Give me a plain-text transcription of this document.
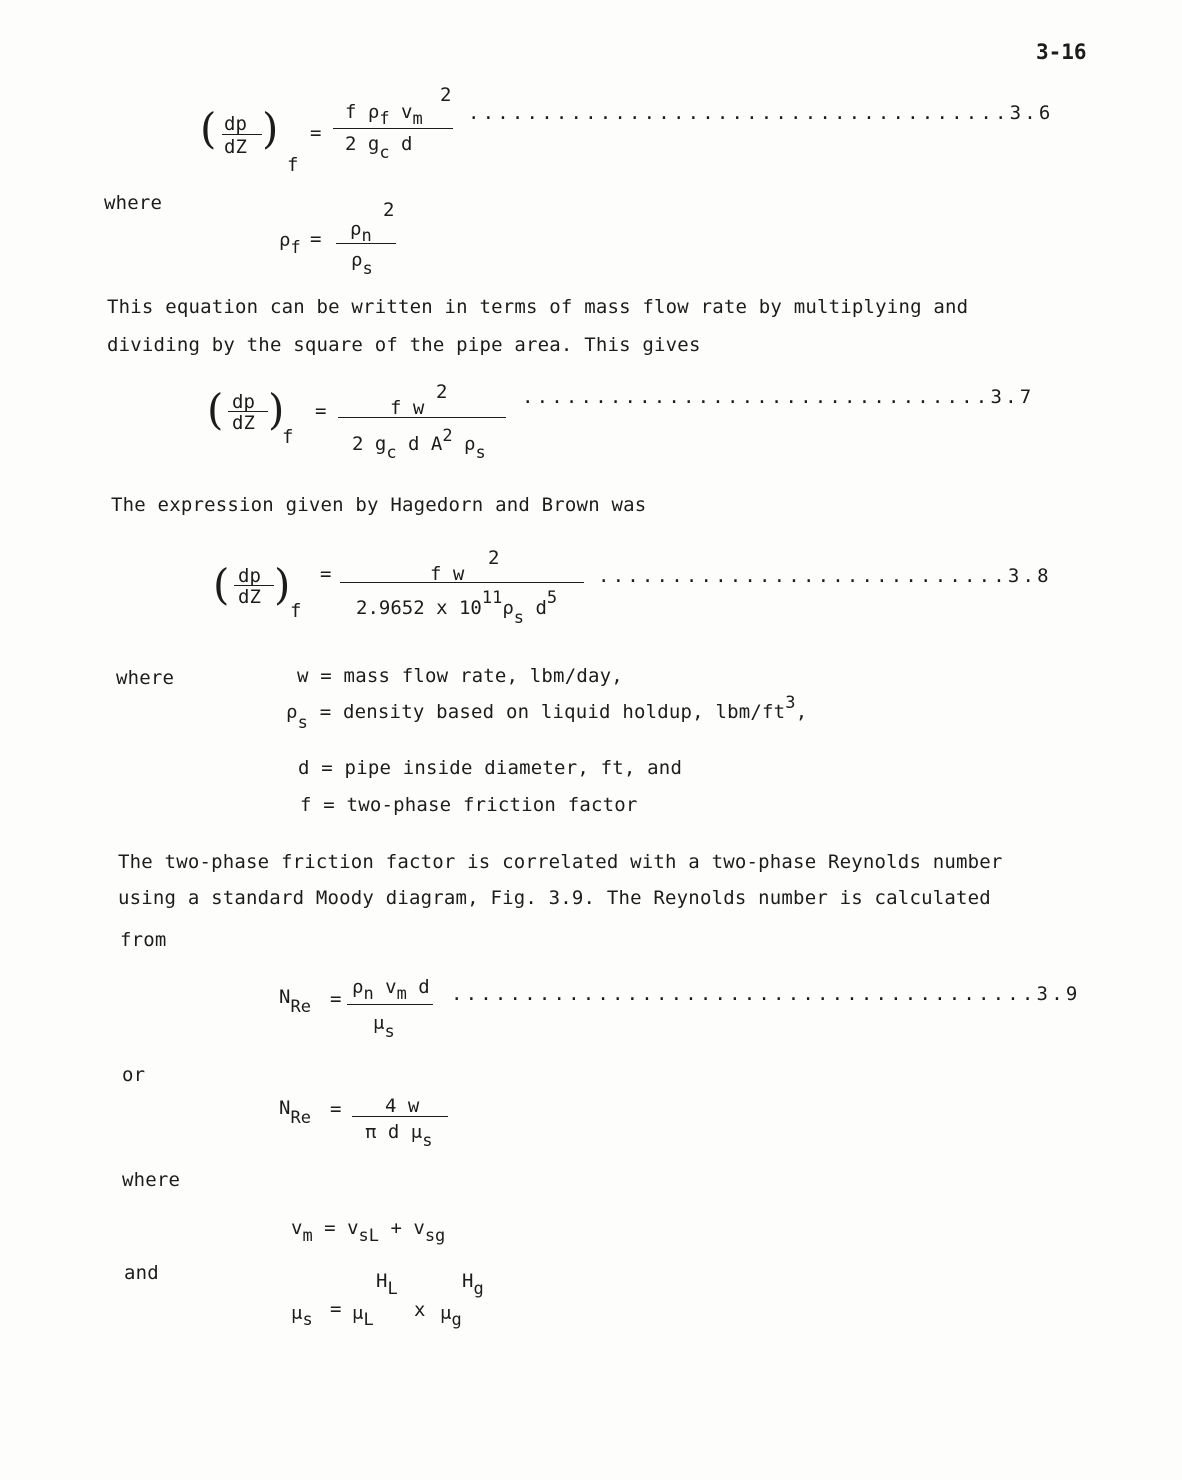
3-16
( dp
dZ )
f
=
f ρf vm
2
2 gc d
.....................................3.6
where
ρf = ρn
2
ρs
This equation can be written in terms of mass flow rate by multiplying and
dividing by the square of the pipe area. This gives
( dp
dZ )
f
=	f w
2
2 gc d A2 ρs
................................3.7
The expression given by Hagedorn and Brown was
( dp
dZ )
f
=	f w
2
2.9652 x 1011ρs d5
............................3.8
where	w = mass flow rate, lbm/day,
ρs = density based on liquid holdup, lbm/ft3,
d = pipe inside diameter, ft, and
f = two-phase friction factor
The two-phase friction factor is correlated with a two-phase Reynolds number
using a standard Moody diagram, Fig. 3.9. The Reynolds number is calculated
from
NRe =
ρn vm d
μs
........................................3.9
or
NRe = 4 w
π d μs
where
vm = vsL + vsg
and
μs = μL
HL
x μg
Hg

☆ ☆ ☆

_Goal of the exercise_
Copy every line above word for word and exclude the pictures.

_Task solution_
Give me a plain-text transcription of this document.
3-16
( dp
dZ )
f
=
f ρf vm
2
2 gc d
.....................................3.6
where
ρf = ρn
2
ρs
This equation can be written in terms of mass flow rate by multiplying and
dividing by the square of the pipe area. This gives
( dp
dZ )
f
=	f w
2
2 gc d A2 ρs
................................3.7
The expression given by Hagedorn and Brown was
( dp
dZ )
f
=	f w
2
2.9652 x 1011ρs d5
............................3.8
where	w = mass flow rate, lbm/day,
ρs = density based on liquid holdup, lbm/ft3,
d = pipe inside diameter, ft, and
f = two-phase friction factor
The two-phase friction factor is correlated with a two-phase Reynolds number
using a standard Moody diagram, Fig. 3.9. The Reynolds number is calculated
from
NRe =
ρn vm d
μs
........................................3.9
or
NRe = 4 w
π d μs
where
vm = vsL + vsg
and
μs = μL
HL
x μg
Hg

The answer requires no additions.